Requirement:
Every line of the listing must be reproduced as it stands. Leave the images behind.

Supplied records:

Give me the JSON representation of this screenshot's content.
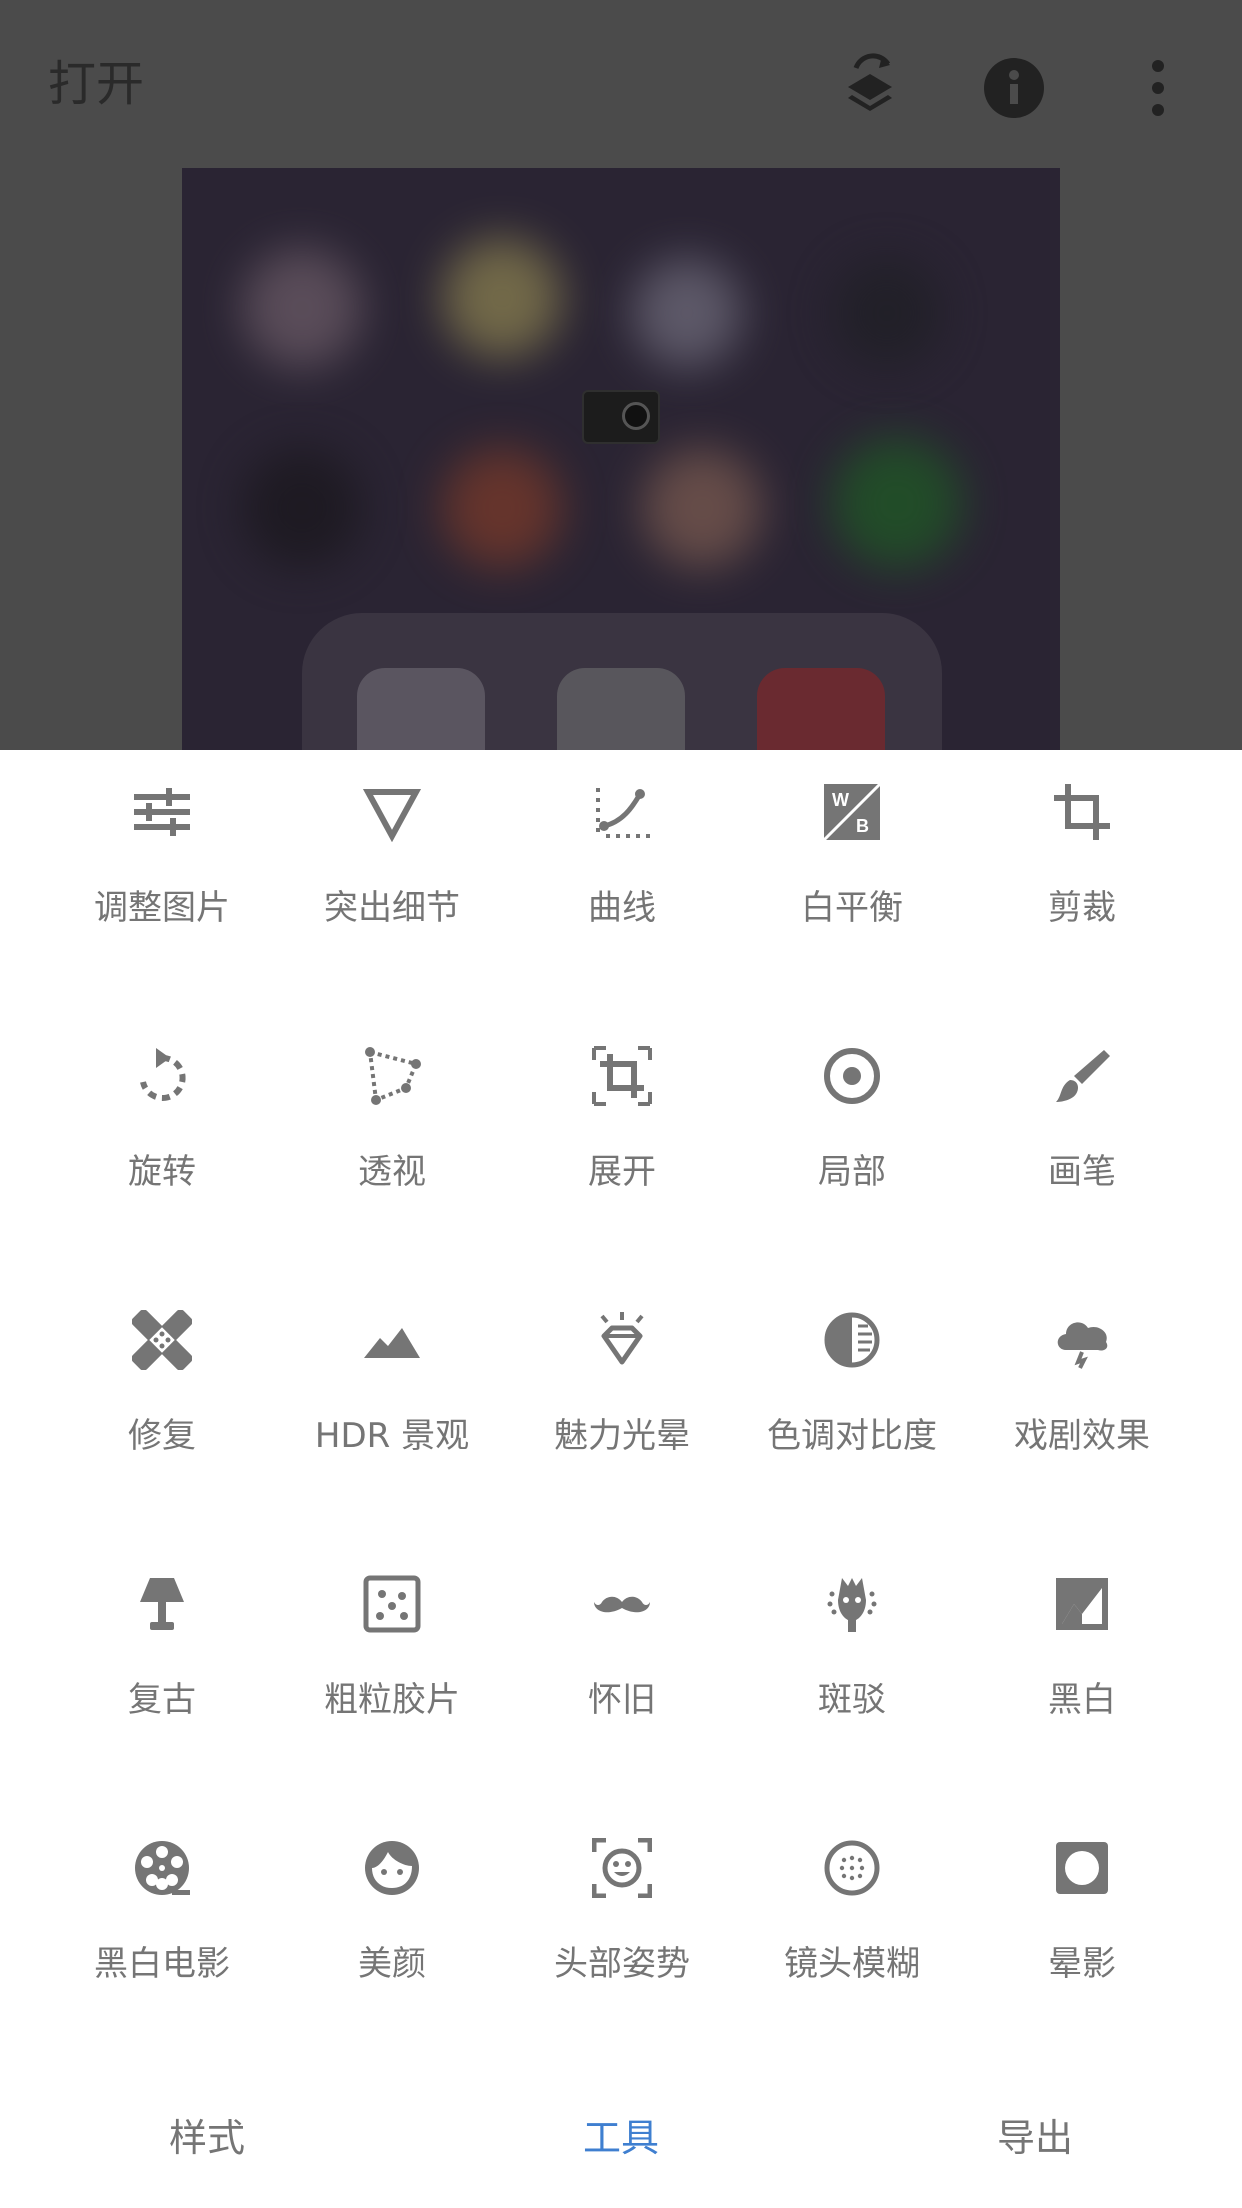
{
  "header": {
    "open_label": "打开",
    "icons": [
      "layers-undo-icon",
      "info-icon",
      "more-vert-icon"
    ]
  },
  "tools": [
    {
      "label": "调整图片",
      "icon": "tune-icon"
    },
    {
      "label": "突出细节",
      "icon": "triangle-details-icon"
    },
    {
      "label": "曲线",
      "icon": "curves-icon"
    },
    {
      "label": "白平衡",
      "icon": "white-balance-icon"
    },
    {
      "label": "剪裁",
      "icon": "crop-icon"
    },
    {
      "label": "旋转",
      "icon": "rotate-icon"
    },
    {
      "label": "透视",
      "icon": "perspective-icon"
    },
    {
      "label": "展开",
      "icon": "expand-icon"
    },
    {
      "label": "局部",
      "icon": "selective-icon"
    },
    {
      "label": "画笔",
      "icon": "brush-icon"
    },
    {
      "label": "修复",
      "icon": "healing-icon"
    },
    {
      "label": "HDR 景观",
      "icon": "hdr-landscape-icon"
    },
    {
      "label": "魅力光晕",
      "icon": "glamour-glow-icon"
    },
    {
      "label": "色调对比度",
      "icon": "tonal-contrast-icon"
    },
    {
      "label": "戏剧效果",
      "icon": "drama-icon"
    },
    {
      "label": "复古",
      "icon": "vintage-lamp-icon"
    },
    {
      "label": "粗粒胶片",
      "icon": "grainy-film-icon"
    },
    {
      "label": "怀旧",
      "icon": "mustache-icon"
    },
    {
      "label": "斑驳",
      "icon": "grunge-icon"
    },
    {
      "label": "黑白",
      "icon": "black-white-icon"
    },
    {
      "label": "黑白电影",
      "icon": "film-reel-icon"
    },
    {
      "label": "美颜",
      "icon": "face-icon"
    },
    {
      "label": "头部姿势",
      "icon": "head-pose-icon"
    },
    {
      "label": "镜头模糊",
      "icon": "lens-blur-icon"
    },
    {
      "label": "晕影",
      "icon": "vignette-icon"
    }
  ],
  "nav": {
    "styles": "样式",
    "tools": "工具",
    "export": "导出"
  },
  "colors": {
    "icon": "#757575",
    "active_tab": "#3f7fd0",
    "overlay": "#4b4b4b"
  }
}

Task solution:
Give me the JSON representation of this screenshot's content.
{
  "header": {
    "open_label": "打开",
    "icons": [
      "layers-undo-icon",
      "info-icon",
      "more-vert-icon"
    ]
  },
  "tools": [
    {
      "label": "调整图片",
      "icon": "tune-icon"
    },
    {
      "label": "突出细节",
      "icon": "triangle-details-icon"
    },
    {
      "label": "曲线",
      "icon": "curves-icon"
    },
    {
      "label": "白平衡",
      "icon": "white-balance-icon"
    },
    {
      "label": "剪裁",
      "icon": "crop-icon"
    },
    {
      "label": "旋转",
      "icon": "rotate-icon"
    },
    {
      "label": "透视",
      "icon": "perspective-icon"
    },
    {
      "label": "展开",
      "icon": "expand-icon"
    },
    {
      "label": "局部",
      "icon": "selective-icon"
    },
    {
      "label": "画笔",
      "icon": "brush-icon"
    },
    {
      "label": "修复",
      "icon": "healing-icon"
    },
    {
      "label": "HDR 景观",
      "icon": "hdr-landscape-icon"
    },
    {
      "label": "魅力光晕",
      "icon": "glamour-glow-icon"
    },
    {
      "label": "色调对比度",
      "icon": "tonal-contrast-icon"
    },
    {
      "label": "戏剧效果",
      "icon": "drama-icon"
    },
    {
      "label": "复古",
      "icon": "vintage-lamp-icon"
    },
    {
      "label": "粗粒胶片",
      "icon": "grainy-film-icon"
    },
    {
      "label": "怀旧",
      "icon": "mustache-icon"
    },
    {
      "label": "斑驳",
      "icon": "grunge-icon"
    },
    {
      "label": "黑白",
      "icon": "black-white-icon"
    },
    {
      "label": "黑白电影",
      "icon": "film-reel-icon"
    },
    {
      "label": "美颜",
      "icon": "face-icon"
    },
    {
      "label": "头部姿势",
      "icon": "head-pose-icon"
    },
    {
      "label": "镜头模糊",
      "icon": "lens-blur-icon"
    },
    {
      "label": "晕影",
      "icon": "vignette-icon"
    }
  ],
  "nav": {
    "styles": "样式",
    "tools": "工具",
    "export": "导出"
  },
  "colors": {
    "icon": "#757575",
    "active_tab": "#3f7fd0",
    "overlay": "#4b4b4b"
  }
}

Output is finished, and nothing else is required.